What is asked
Go through the listing below and list every line with "укладке".

Provided data
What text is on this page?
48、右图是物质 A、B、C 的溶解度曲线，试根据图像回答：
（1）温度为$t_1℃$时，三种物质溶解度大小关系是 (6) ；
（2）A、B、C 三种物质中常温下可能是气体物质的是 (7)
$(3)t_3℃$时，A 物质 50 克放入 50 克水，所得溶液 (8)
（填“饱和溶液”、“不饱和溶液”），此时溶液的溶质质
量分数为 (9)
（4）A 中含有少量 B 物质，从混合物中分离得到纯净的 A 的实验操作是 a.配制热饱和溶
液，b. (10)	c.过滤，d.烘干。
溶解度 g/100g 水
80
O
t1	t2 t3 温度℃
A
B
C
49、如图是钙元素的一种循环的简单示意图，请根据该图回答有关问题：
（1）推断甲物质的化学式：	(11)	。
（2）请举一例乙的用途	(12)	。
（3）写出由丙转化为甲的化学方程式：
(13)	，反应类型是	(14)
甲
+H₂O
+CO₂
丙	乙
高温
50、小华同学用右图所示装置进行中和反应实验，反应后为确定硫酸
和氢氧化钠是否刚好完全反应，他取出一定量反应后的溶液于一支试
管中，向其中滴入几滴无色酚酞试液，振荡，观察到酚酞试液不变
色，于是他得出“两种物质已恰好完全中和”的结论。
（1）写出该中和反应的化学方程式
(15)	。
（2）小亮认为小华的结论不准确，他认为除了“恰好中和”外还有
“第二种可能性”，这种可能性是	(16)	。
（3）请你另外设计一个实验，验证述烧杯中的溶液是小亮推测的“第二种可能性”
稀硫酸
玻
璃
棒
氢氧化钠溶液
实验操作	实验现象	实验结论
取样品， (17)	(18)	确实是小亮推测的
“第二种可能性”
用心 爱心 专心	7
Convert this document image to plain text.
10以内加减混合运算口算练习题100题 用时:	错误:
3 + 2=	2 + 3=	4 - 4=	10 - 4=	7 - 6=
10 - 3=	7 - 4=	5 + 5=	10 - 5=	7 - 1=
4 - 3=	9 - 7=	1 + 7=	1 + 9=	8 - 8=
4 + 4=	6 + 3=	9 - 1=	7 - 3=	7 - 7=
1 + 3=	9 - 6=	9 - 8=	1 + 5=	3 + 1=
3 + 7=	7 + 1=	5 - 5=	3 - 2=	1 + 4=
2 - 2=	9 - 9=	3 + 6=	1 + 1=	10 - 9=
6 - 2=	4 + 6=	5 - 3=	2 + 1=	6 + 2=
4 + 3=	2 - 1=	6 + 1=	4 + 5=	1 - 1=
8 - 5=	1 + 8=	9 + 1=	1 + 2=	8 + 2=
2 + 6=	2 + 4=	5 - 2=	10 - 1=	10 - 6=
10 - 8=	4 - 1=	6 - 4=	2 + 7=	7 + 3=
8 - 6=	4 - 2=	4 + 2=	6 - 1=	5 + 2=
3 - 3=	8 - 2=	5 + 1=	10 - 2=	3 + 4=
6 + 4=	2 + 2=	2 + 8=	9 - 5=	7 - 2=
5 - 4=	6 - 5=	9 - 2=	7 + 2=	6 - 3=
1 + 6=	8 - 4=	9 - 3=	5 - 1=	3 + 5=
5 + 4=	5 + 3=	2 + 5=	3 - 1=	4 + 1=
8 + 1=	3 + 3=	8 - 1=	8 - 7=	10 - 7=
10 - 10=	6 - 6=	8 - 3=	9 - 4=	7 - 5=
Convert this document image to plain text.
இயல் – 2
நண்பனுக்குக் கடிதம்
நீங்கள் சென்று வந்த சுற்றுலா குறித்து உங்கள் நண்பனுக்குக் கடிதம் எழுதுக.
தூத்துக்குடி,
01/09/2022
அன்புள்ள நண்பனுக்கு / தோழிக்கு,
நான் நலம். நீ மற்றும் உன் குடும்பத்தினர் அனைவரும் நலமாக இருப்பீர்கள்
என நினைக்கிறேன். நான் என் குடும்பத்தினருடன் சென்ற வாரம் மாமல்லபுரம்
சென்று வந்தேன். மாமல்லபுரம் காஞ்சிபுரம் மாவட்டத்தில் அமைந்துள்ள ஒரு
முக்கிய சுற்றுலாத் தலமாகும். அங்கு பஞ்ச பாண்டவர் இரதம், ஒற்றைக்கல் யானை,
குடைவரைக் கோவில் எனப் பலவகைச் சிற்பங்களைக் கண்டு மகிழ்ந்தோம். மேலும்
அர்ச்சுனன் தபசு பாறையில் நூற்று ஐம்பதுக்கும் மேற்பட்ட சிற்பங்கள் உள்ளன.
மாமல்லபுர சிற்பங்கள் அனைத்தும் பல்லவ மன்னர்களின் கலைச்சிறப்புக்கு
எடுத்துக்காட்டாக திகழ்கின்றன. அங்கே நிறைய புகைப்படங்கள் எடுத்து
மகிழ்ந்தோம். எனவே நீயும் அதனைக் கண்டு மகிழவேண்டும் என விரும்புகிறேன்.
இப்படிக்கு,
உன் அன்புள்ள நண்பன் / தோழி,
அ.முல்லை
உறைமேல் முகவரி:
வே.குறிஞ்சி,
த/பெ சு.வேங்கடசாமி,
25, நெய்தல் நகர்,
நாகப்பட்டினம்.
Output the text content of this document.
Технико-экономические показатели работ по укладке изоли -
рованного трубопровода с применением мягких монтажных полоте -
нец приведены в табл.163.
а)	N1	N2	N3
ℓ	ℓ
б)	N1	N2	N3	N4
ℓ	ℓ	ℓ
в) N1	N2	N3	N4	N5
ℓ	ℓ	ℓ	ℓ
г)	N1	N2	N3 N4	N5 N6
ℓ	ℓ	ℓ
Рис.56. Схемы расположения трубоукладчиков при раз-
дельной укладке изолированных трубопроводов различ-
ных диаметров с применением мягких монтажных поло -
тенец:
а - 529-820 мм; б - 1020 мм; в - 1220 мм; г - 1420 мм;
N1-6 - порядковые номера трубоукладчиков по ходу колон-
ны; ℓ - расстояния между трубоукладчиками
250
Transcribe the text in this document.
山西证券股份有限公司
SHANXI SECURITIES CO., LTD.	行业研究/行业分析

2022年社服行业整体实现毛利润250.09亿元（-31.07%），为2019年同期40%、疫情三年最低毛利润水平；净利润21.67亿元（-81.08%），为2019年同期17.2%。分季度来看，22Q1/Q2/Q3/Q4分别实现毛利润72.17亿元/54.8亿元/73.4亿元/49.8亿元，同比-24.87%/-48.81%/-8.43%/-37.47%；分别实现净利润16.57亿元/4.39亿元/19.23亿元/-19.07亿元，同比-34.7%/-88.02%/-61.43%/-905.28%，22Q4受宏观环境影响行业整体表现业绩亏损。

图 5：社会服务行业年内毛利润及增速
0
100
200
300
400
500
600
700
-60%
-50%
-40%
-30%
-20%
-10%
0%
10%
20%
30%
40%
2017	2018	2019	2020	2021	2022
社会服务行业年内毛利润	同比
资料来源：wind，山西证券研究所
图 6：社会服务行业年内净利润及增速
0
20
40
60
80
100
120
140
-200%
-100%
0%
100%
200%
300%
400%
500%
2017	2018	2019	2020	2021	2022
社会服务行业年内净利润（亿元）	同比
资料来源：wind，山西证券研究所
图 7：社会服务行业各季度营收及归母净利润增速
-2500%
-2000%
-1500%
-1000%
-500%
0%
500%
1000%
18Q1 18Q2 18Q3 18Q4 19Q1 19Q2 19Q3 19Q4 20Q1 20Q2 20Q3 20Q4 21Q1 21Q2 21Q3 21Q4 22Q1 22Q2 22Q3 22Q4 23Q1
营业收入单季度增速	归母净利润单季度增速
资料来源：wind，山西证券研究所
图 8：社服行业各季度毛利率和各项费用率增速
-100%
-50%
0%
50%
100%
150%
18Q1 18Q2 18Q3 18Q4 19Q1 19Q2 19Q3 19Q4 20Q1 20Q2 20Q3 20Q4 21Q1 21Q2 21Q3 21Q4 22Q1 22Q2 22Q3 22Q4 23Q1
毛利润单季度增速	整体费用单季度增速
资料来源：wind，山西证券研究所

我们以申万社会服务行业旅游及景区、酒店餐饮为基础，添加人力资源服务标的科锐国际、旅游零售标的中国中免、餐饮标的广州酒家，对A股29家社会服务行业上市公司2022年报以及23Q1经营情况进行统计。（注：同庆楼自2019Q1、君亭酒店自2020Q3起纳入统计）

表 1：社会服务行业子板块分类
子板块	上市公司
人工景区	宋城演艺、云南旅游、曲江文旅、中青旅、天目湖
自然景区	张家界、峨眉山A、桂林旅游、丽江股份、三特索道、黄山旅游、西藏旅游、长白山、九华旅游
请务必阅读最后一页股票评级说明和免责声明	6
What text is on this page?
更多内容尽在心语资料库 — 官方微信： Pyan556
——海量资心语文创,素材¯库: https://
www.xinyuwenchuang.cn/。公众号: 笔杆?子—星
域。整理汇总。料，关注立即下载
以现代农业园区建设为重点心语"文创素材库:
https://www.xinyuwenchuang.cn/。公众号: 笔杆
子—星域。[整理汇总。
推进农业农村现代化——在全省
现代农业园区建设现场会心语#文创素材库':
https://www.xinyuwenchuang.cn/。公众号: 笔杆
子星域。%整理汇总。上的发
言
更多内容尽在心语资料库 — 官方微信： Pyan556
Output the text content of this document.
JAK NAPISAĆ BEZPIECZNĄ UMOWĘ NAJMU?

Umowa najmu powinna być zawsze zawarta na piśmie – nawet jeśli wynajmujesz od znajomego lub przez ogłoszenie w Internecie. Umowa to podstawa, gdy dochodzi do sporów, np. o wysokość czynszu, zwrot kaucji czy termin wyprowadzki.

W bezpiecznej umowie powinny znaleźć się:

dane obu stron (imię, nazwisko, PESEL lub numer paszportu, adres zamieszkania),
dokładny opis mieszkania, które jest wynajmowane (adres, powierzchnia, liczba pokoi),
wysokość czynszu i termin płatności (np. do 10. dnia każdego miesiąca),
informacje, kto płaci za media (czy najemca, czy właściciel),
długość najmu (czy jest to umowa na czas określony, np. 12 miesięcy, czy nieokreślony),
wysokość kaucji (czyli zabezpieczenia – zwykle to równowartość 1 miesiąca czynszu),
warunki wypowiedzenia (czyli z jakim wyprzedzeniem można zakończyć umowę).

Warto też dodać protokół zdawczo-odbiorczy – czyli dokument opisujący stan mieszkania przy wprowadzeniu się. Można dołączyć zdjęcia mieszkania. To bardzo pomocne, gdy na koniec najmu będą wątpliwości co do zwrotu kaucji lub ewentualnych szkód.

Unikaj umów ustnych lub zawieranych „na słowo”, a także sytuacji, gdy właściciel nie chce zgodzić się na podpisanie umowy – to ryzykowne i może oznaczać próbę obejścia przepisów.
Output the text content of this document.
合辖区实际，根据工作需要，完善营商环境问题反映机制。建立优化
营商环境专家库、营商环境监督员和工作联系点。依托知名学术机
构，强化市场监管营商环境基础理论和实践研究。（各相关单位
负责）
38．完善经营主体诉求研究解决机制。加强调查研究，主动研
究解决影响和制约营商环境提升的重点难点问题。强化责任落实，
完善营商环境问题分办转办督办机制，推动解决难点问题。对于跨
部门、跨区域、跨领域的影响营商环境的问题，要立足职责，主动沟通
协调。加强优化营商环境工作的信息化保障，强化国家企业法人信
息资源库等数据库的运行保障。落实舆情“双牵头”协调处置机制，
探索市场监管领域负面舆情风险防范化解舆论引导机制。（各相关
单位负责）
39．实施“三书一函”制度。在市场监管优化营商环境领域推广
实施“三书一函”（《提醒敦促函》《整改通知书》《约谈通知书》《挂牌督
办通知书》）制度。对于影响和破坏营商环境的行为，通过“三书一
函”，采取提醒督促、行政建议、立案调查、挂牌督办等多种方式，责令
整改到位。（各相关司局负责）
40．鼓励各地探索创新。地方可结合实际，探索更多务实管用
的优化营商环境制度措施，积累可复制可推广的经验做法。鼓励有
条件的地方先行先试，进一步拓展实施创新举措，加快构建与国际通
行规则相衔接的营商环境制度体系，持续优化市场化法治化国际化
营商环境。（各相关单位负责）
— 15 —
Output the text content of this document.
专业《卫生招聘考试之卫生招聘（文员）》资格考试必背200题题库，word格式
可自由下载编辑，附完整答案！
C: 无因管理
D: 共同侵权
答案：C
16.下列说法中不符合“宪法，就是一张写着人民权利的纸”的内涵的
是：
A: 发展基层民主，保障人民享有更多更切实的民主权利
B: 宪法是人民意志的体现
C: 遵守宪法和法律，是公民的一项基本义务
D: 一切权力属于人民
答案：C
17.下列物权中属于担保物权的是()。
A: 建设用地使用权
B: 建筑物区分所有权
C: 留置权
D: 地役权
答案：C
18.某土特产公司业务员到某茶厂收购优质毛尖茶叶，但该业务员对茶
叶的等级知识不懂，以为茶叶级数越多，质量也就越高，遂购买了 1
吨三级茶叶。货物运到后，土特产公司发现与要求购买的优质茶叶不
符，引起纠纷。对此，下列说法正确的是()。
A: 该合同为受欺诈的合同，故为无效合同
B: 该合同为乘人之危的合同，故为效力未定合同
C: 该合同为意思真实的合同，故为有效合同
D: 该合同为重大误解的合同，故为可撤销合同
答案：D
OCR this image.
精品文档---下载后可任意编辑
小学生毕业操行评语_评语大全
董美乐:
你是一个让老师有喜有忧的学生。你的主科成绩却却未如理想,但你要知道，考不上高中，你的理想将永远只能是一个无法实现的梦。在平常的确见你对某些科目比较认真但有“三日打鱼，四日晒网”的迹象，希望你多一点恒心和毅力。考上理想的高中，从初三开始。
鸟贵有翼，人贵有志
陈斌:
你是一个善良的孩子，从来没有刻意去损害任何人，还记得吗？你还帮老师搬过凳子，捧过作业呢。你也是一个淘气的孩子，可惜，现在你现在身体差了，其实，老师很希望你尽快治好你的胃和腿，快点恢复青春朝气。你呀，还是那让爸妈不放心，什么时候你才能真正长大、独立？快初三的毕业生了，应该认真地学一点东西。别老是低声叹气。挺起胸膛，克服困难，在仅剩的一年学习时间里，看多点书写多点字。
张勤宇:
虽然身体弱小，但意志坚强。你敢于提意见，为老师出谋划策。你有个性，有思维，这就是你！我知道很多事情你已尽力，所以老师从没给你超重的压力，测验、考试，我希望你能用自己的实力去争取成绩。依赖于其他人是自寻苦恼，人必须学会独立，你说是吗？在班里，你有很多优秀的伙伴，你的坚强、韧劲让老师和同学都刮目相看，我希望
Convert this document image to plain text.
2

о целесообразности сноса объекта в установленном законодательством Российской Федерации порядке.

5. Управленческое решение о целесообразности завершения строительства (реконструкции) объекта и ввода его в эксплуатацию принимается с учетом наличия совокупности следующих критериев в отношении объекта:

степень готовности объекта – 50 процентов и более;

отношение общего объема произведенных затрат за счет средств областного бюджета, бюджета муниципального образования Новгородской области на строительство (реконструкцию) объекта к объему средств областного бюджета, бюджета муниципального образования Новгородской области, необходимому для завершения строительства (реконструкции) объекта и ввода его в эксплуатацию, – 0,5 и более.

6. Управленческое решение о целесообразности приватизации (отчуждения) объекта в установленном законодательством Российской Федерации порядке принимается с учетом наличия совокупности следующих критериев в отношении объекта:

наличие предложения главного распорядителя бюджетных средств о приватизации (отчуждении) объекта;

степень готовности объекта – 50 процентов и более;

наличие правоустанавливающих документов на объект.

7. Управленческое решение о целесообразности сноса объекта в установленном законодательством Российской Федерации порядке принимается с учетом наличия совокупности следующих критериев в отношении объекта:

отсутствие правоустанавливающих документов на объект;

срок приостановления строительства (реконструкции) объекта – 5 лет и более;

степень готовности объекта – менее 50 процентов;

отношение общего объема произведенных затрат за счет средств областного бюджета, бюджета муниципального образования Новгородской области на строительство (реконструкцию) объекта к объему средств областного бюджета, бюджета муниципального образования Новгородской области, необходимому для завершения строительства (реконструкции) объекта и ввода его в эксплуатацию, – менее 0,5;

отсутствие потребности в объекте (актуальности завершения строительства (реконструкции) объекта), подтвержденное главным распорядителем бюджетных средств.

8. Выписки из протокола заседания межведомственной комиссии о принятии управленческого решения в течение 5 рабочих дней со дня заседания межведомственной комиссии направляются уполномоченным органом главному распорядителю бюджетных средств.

Complete response
Технико-экономические показатели работ по укладке изоли -
дельной укладке изолированных трубопроводов различ-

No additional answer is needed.